### Records for the exercise
**********

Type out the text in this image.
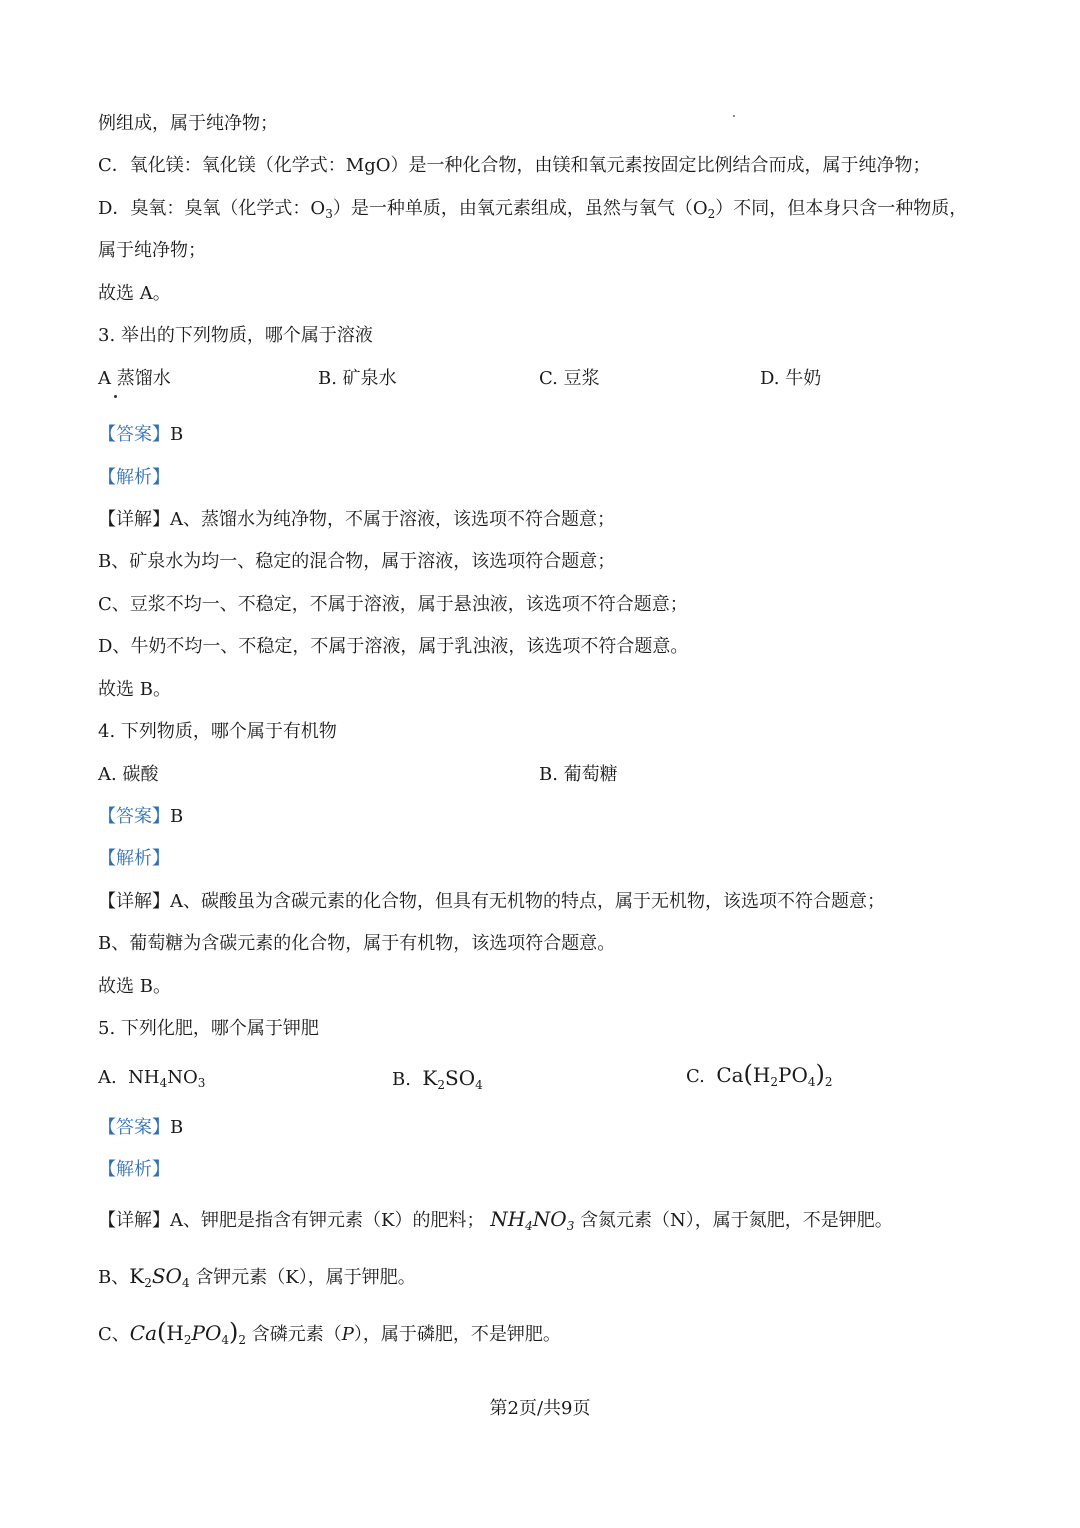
例组成，属于纯净物；
C．氧化镁：氧化镁（化学式：MgO）是一种化合物，由镁和氧元素按固定比例结合而成，属于纯净物；
D．臭氧：臭氧（化学式：$O_3$）是一种单质，由氧元素组成，虽然与氧气$(O_2)$不同，但本身只含一种物质，
属于纯净物；
故选 A。
3. 举出的下列物质，哪个属于溶液
A 蒸馏水	B. 矿泉水	C. 豆浆	D. 牛奶
【答案】B
【解析】
【详解】A、蒸馏水为纯净物，不属于溶液，该选项不符合题意；
B、矿泉水为均一、稳定的混合物，属于溶液，该选项符合题意；
C、豆浆不均一、不稳定，不属于溶液，属于悬浊液，该选项不符合题意；
D、牛奶不均一、不稳定，不属于溶液，属于乳浊液，该选项不符合题意。
故选 B。
4. 下列物质，哪个属于有机物
A. 碳酸	B. 葡萄糖
【答案】B
【解析】
【详解】A、碳酸虽为含碳元素的化合物，但具有无机物的特点，属于无机物，该选项不符合题意；
B、葡萄糖为含碳元素的化合物，属于有机物，该选项符合题意。
故选 B。
5. 下列化肥，哪个属于钾肥
A.  $NH_4NO_3$	B. $K_2SO_4$	C. $Ca(H_2PO_4)_2$
【答案】B
【解析】
【详解】A、钾肥是指含有钾元素（K）的肥料； $NH_4NO_3$ 含氮元素（N），属于氮肥，不是钾肥。
B、$K_2SO_4$ 含钾元素（K），属于钾肥。
C、$Ca(H_2PO_4)_2$ 含磷元素（P），属于磷肥，不是钾肥。
第2页/共9页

**********

### What needs to be done
Leave out the pictures and output the rest of the material exactly as written.

### Answer
Type out the text in this image.
例组成，属于纯净物；
C．氧化镁：氧化镁（化学式：MgO）是一种化合物，由镁和氧元素按固定比例结合而成，属于纯净物；
D．臭氧：臭氧（化学式：$O_3$）是一种单质，由氧元素组成，虽然与氧气$(O_2)$不同，但本身只含一种物质，
属于纯净物；
故选 A。
3. 举出的下列物质，哪个属于溶液
A 蒸馏水	B. 矿泉水	C. 豆浆	D. 牛奶
【答案】B
【解析】
【详解】A、蒸馏水为纯净物，不属于溶液，该选项不符合题意；
B、矿泉水为均一、稳定的混合物，属于溶液，该选项符合题意；
C、豆浆不均一、不稳定，不属于溶液，属于悬浊液，该选项不符合题意；
D、牛奶不均一、不稳定，不属于溶液，属于乳浊液，该选项不符合题意。
故选 B。
4. 下列物质，哪个属于有机物
A. 碳酸	B. 葡萄糖
【答案】B
【解析】
【详解】A、碳酸虽为含碳元素的化合物，但具有无机物的特点，属于无机物，该选项不符合题意；
B、葡萄糖为含碳元素的化合物，属于有机物，该选项符合题意。
故选 B。
5. 下列化肥，哪个属于钾肥
A.  $NH_4NO_3$	B. $K_2SO_4$	C. $Ca(H_2PO_4)_2$
【答案】B
【解析】
【详解】A、钾肥是指含有钾元素（K）的肥料； $NH_4NO_3$ 含氮元素（N），属于氮肥，不是钾肥。
B、$K_2SO_4$ 含钾元素（K），属于钾肥。
C、$Ca(H_2PO_4)_2$ 含磷元素（P），属于磷肥，不是钾肥。
第2页/共9页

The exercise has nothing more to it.